Task goal: Only the number is wanted: how many lines of the data contain "Agenda"?

Dataset records on visual material:
┄┄┄┄┄┄┄┄┄┄┄┄┄┄┄┄┄┄┄┄
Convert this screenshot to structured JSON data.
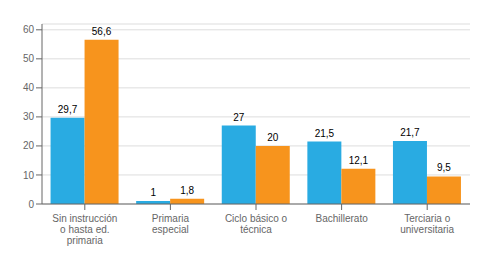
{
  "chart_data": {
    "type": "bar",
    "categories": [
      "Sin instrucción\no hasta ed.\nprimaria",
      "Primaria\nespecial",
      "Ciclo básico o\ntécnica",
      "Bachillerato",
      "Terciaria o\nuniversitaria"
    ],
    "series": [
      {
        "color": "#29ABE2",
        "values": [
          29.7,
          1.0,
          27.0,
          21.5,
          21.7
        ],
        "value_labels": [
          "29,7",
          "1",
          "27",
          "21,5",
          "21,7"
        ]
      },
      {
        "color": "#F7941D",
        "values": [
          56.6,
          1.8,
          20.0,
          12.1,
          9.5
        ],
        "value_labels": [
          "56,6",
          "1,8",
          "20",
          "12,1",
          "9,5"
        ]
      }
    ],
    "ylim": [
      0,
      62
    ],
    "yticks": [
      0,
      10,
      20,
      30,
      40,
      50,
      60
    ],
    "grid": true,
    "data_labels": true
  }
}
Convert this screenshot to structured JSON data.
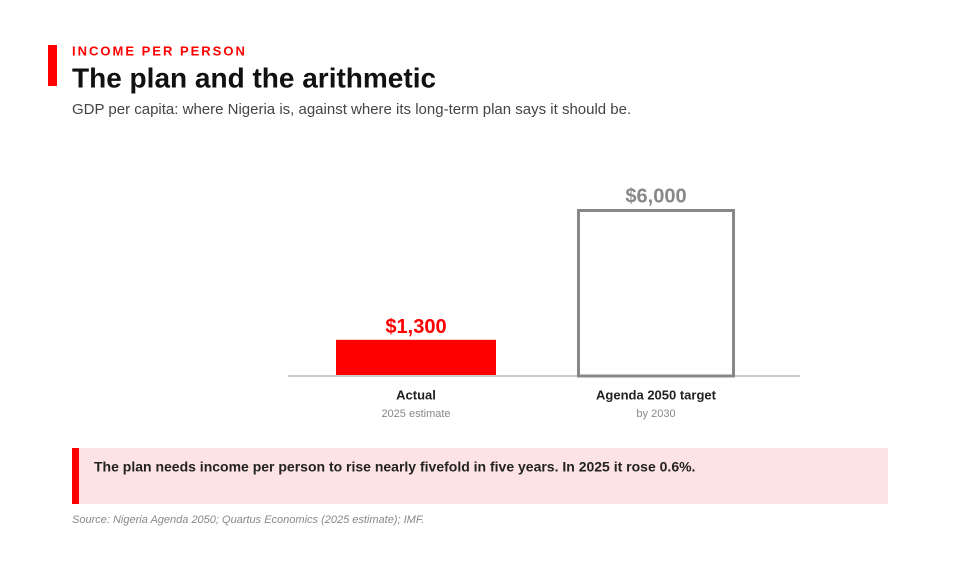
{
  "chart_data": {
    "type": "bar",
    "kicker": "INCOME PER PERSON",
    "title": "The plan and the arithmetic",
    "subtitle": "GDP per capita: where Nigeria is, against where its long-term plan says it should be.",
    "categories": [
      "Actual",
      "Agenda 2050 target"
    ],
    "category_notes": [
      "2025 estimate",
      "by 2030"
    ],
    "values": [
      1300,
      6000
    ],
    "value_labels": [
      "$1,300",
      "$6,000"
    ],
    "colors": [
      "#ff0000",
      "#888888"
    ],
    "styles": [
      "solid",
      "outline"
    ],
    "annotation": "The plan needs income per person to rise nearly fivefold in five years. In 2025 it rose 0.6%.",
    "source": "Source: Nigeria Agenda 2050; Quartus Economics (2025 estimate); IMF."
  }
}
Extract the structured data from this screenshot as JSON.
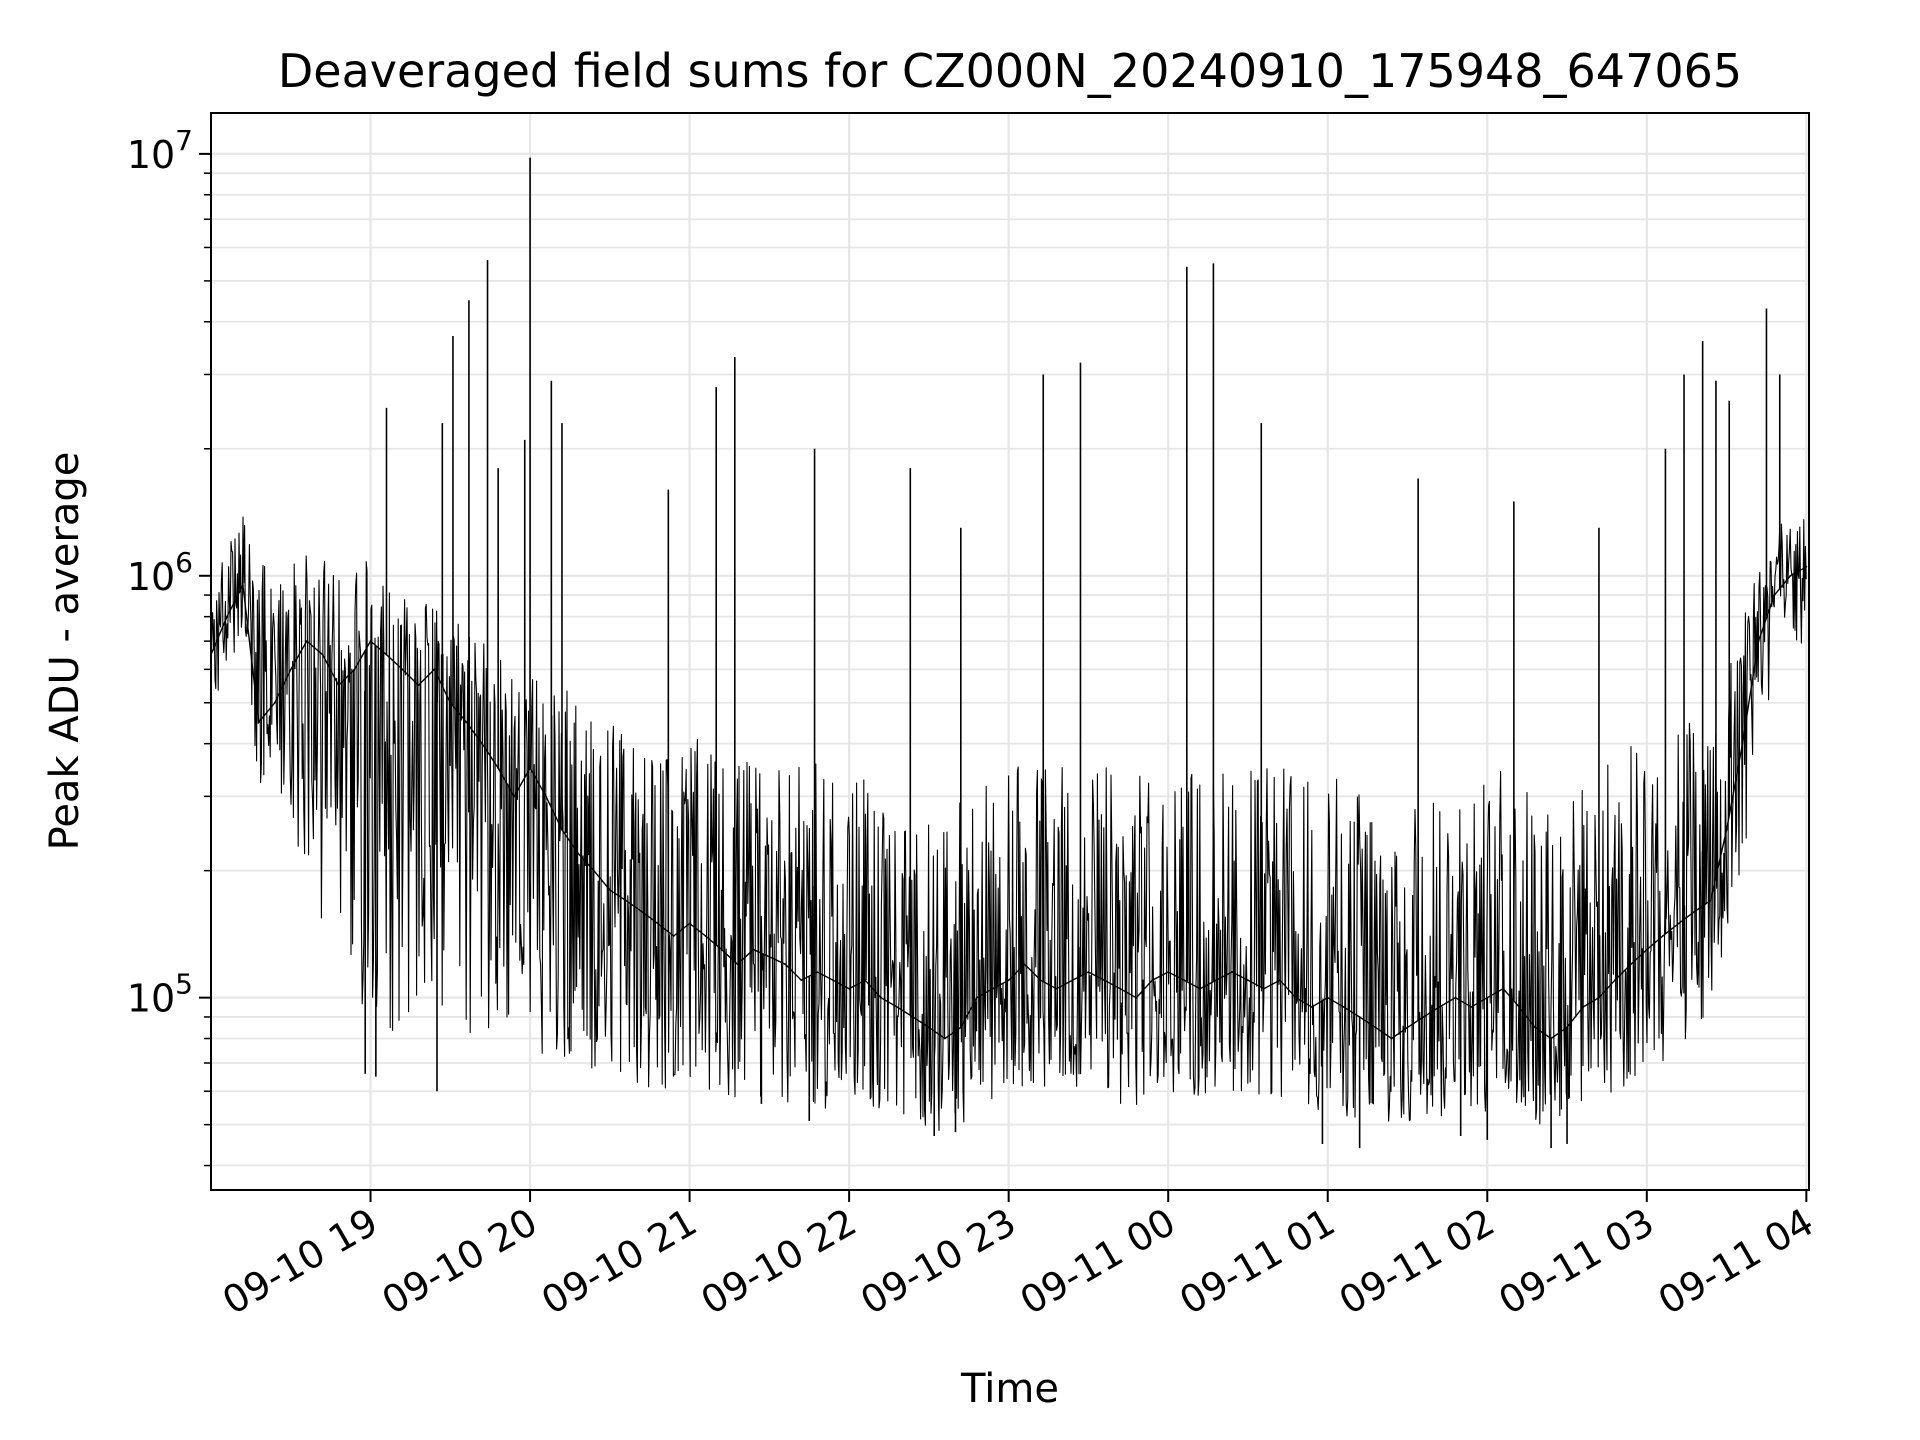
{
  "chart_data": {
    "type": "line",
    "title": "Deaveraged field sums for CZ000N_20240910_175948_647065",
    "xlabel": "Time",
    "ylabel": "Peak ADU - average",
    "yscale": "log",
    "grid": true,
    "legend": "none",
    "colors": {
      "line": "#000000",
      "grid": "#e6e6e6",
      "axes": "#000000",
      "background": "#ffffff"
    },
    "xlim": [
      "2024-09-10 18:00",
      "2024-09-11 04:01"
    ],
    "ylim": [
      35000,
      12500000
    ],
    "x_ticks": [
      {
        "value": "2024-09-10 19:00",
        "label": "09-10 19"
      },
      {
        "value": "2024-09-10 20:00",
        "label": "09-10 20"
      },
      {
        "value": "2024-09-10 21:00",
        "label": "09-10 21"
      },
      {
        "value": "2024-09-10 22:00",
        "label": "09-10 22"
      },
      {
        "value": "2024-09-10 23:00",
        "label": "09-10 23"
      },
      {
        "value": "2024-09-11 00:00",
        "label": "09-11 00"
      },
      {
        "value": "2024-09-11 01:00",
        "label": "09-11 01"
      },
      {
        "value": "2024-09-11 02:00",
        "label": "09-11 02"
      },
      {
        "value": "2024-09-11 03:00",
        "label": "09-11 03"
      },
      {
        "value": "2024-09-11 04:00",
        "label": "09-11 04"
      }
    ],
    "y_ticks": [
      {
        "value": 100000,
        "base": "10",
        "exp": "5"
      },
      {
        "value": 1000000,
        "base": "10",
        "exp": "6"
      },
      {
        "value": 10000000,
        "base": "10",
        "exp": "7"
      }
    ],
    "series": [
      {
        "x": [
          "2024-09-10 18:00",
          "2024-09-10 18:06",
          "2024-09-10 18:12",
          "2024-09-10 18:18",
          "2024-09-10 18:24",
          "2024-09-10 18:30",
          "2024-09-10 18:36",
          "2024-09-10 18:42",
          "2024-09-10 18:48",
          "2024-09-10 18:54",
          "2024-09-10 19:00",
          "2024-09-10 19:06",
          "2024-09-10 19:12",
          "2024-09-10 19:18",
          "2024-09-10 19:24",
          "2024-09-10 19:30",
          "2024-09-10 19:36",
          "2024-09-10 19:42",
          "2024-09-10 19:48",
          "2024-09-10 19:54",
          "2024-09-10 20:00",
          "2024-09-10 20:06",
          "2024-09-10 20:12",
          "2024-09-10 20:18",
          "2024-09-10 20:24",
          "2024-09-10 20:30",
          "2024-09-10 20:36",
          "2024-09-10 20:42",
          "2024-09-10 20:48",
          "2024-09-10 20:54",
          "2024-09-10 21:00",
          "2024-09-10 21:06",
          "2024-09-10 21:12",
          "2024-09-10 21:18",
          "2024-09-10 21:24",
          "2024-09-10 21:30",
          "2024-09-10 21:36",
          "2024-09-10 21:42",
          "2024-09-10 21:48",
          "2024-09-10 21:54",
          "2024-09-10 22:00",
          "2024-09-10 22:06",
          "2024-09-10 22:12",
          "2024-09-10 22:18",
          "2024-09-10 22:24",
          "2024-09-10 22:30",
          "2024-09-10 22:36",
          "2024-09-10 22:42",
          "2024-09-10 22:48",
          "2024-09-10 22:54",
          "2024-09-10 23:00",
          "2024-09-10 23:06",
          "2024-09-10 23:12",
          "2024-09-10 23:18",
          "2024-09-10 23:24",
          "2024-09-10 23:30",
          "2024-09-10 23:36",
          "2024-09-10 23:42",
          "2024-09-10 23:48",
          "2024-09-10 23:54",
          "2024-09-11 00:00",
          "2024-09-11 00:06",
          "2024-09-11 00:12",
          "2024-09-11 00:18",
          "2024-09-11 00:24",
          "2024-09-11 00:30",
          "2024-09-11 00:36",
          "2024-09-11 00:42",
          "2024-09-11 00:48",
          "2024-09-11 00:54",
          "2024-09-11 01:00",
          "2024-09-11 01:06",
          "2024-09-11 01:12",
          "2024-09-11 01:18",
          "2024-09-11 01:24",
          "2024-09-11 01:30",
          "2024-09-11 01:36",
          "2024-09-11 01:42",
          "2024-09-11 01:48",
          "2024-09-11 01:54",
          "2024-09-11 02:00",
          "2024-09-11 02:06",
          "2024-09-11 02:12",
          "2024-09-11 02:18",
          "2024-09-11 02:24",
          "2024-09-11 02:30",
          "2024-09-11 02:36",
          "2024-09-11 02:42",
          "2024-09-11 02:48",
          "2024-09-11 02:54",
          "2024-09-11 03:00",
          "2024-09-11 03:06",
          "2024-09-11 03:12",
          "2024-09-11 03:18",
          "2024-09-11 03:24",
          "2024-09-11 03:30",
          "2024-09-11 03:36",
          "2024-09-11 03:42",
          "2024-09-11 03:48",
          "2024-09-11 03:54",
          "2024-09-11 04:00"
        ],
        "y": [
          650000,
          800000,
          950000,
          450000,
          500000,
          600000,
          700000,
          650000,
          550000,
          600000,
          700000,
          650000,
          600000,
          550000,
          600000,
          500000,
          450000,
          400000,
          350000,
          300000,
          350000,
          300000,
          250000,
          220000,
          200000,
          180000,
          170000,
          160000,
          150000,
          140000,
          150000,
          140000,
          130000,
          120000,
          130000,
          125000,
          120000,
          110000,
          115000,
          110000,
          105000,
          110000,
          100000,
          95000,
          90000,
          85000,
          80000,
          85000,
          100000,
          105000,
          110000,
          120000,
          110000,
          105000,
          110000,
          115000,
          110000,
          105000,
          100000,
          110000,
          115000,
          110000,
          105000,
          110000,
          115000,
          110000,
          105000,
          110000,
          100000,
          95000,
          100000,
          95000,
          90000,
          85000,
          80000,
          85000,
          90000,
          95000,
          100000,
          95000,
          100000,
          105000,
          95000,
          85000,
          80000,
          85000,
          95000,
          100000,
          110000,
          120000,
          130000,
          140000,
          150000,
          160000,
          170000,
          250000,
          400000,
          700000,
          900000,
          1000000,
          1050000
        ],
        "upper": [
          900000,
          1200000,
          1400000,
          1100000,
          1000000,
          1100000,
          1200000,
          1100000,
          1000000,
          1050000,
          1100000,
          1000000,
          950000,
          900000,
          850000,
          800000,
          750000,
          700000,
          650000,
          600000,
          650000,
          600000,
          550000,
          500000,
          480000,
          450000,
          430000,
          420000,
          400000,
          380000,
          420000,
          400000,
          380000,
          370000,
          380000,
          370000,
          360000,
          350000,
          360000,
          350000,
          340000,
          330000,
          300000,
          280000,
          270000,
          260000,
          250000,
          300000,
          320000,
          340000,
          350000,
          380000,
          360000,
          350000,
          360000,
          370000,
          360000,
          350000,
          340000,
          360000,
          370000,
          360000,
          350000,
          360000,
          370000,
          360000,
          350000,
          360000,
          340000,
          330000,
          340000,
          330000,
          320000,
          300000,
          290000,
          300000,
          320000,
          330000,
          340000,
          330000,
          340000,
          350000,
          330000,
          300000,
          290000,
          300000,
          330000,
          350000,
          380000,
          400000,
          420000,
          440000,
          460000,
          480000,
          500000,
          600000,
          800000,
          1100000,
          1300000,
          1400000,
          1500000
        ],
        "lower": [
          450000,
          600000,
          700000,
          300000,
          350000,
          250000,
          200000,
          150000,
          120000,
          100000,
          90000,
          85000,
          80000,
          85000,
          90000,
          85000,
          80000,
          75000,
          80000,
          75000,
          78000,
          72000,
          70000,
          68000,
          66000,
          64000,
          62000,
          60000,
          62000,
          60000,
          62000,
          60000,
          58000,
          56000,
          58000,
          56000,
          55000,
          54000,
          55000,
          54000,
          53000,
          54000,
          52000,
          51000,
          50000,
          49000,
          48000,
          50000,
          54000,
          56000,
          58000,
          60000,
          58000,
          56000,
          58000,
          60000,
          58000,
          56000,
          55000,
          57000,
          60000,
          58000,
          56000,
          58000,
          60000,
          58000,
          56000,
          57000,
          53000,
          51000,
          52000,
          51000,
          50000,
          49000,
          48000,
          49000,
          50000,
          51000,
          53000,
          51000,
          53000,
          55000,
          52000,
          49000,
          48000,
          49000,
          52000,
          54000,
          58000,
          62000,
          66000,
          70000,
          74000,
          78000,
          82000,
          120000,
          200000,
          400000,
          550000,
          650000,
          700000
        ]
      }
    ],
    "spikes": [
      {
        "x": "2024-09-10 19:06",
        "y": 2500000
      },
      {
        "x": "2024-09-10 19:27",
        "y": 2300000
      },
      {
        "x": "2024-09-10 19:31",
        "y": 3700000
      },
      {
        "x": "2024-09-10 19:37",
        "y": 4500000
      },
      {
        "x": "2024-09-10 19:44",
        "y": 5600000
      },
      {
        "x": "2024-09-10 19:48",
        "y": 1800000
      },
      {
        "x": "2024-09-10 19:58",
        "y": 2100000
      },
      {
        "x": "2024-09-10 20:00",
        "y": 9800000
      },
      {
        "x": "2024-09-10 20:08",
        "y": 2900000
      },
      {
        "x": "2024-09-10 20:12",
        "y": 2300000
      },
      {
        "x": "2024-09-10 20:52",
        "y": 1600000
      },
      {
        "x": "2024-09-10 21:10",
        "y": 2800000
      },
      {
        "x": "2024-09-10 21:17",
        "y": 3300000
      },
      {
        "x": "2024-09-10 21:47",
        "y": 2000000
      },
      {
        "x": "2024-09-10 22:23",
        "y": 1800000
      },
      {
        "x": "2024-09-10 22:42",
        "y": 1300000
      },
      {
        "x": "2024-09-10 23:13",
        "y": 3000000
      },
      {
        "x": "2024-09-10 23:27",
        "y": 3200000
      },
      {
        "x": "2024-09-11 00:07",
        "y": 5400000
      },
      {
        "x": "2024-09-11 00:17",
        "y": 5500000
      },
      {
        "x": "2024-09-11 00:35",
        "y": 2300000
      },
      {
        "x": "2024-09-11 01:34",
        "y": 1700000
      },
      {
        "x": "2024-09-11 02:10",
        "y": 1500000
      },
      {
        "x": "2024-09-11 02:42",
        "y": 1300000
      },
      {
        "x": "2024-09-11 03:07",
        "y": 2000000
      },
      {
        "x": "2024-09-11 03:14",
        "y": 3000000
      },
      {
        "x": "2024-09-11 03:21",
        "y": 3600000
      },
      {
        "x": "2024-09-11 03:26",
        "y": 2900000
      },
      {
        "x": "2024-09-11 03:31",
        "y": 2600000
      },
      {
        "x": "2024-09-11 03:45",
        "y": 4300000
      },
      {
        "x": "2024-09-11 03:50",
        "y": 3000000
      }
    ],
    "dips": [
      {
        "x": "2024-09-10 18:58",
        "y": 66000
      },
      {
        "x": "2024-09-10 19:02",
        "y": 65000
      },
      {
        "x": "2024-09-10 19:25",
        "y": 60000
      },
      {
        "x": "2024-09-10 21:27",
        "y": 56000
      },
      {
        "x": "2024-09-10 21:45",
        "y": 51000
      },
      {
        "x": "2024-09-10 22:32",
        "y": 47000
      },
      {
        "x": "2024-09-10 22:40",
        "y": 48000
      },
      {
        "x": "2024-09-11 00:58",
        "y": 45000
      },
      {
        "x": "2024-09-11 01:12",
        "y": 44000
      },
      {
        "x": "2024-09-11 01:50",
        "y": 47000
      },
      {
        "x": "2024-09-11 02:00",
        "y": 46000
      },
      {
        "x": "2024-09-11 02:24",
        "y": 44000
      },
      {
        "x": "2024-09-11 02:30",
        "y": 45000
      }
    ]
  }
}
┄┄┄┄┄┄┄┄┄┄┄┄┄┄┄┄┄┄┄┄
Solution to the problem: 2